* **PERINTAH 1**
Tulis ulang bagian kutipan tentang RUU PKS mulai dari "BINTANGPOST : RUU" dan berakhir pada "payung hukum tersebut.", lalu tukar "Komnas Perempuan" dengan "Komisi Nasional Perempuan".
* **PERINTAH 2**
Sebutkan semua kata dalam kutipan tentang RUU PKS yang ditulis dengan tanda hubung.
* **PERINTAH 3**
Terjemahkan kalimat dari kutipan tentang RUU PKS ini ke dalam bahasa Inggris: "Padahal, pada saat yang sama, kasus kekerasan seksual juga terus berjalan dan bertambah."

* **KUTIPAN TERPILIH**
++++++++
Oleh : dr. Sinta Prima Wulansari.
BINTANGPOST : RUU PKS telah melalui jalan panjang. Awalnya, aturan ini diinisiasi Komnas Perempuan sejak 2012 menyusul kondisi Indonesia yang darurat kekerasan seksual terhadap perempuan dan anak. Sekitar empat tahun lamanya Komnas Perempuan membujuk DPR agar membuat payung hukum soal kekerasan seksual. Baru pada Mei 2016, Komnas Perempuan diminta untuk menyerahkan naskah akademik payung hukum tersebut.
Pro kontra tentangnya telah berlangsung selama bertahun-tahun, belum selesai dibahas sampai akhirnya berganti nama menjadi RUU TPKS dengan berbagai pertimbangan. Itupun menuai tuntutan dari berbagai pihak mengenai substansinya.
Sungguh proses pembuatan Undang-undang yang sangat lama hanya untuk sebagian kecil persoalan sosial masyarakat. Padahal, pada saat yang sama, kasus kekerasan seksual juga terus berjalan dan bertambah. Sampai kapan masyarakat bisa mendapatkan aturan yang jelas tentangnya?
Belum lagi definisi kekerasan seksual yang sangat luas, mulai dari kekerasan yang bersifat fisik hingga pemikiran yang justru bisa menjadi pembiaran seseorang melakukan penyimpangan terkait perilaku dan fungsi reproduksinya. Untuk memberikan standar penilaian benar atau salah, bila diserahkan kepada akal manusia maka akan sangat subjektif dan setiap orang akan menuntut kebebasannya. Ujung-ujungnya adalah munculnya banyak permasalahan sosial.
++++++++
* **DATA TERSIMPAN**

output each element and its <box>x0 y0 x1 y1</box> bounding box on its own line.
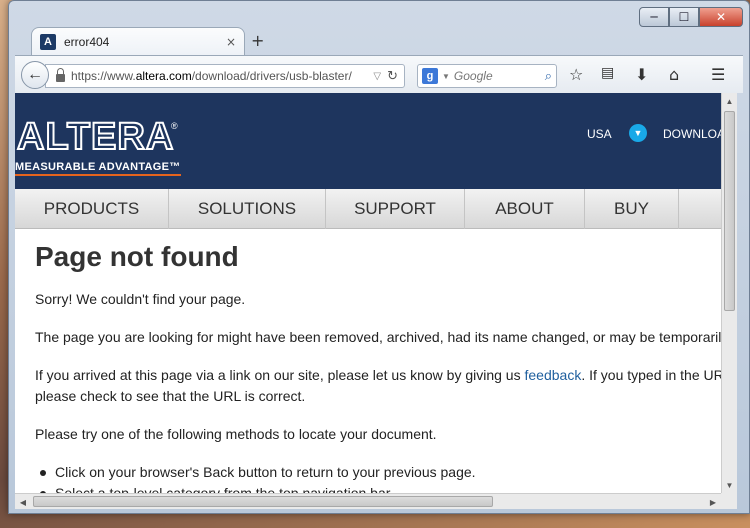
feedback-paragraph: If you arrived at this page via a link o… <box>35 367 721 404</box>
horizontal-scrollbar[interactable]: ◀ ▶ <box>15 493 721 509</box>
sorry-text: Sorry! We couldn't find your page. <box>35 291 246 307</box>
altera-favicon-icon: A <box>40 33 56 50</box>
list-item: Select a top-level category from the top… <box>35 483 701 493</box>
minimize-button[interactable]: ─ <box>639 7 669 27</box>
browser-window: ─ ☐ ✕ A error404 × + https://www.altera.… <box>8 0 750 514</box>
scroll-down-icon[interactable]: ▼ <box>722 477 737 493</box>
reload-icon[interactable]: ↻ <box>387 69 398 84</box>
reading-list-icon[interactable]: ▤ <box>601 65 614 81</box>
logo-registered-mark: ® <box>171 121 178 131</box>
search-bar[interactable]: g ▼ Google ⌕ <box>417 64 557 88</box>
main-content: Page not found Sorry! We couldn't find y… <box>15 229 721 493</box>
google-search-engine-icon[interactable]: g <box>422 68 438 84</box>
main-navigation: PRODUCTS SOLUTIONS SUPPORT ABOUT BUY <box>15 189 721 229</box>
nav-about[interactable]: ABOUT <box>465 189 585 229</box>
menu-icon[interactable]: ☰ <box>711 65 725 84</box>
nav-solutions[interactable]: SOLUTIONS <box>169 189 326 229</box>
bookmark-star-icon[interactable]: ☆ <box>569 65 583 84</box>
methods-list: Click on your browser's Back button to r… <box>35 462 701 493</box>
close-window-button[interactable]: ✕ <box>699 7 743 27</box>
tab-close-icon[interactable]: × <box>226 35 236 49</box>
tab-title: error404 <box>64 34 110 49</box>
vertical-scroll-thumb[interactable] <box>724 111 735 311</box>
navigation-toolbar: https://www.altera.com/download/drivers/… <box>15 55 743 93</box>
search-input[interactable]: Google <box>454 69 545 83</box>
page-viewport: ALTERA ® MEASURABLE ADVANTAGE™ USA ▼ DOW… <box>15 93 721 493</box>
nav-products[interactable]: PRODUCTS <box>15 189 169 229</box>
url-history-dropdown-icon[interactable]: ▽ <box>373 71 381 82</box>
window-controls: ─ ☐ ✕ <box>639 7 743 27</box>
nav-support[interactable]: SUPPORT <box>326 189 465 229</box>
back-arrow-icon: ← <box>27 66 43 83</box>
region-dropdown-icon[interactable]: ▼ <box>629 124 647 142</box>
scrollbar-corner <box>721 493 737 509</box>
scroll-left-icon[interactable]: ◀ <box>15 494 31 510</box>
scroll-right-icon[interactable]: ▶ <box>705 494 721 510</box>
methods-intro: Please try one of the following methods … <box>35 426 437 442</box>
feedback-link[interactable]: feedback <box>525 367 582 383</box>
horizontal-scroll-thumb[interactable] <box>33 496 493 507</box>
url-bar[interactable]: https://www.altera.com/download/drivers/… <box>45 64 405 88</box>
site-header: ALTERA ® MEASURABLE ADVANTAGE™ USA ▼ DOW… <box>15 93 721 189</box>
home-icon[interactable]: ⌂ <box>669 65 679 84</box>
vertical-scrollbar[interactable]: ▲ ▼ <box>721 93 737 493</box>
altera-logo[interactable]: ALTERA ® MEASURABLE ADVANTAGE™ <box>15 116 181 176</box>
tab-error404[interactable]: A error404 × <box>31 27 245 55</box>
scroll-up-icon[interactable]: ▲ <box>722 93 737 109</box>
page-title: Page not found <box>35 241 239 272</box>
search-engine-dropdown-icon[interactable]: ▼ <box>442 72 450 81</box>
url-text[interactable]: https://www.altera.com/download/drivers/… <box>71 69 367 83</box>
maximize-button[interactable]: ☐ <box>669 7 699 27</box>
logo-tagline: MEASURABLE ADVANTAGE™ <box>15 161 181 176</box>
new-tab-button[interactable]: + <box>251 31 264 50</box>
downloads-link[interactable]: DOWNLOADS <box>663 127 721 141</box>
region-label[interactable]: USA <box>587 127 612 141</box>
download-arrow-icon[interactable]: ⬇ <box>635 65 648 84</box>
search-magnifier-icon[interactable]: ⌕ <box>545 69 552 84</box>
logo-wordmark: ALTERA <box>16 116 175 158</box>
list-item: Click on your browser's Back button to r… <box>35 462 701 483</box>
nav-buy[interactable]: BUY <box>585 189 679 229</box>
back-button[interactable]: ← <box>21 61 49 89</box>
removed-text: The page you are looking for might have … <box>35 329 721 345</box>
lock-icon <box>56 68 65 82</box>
++++++++
* **JAWABAN LATIHAN 1**
BINTANGPOST : RUU PKS telah melalui jalan panjang. Awalnya, aturan ini diinisiasi Komisi Nasional Perempuan sejak 2012 menyusul kondisi Indonesia yang darurat kekerasan seksual terhadap perempuan dan anak. Sekitar empat tahun lamanya Komisi Nasional Perempuan membujuk DPR agar membuat payung hukum soal kekerasan seksual. Baru pada Mei 2016, Komisi Nasional Perempuan diminta untuk menyerahkan naskah akademik payung hukum tersebut.

* **JAWABAN LATIHAN 2**
bertahun-tahun, Undang-undang, Ujung-ujungnya

* **JAWABAN LATIHAN 3**
Yet, at the same time, cases of sexual violence also keep occurring and increasing.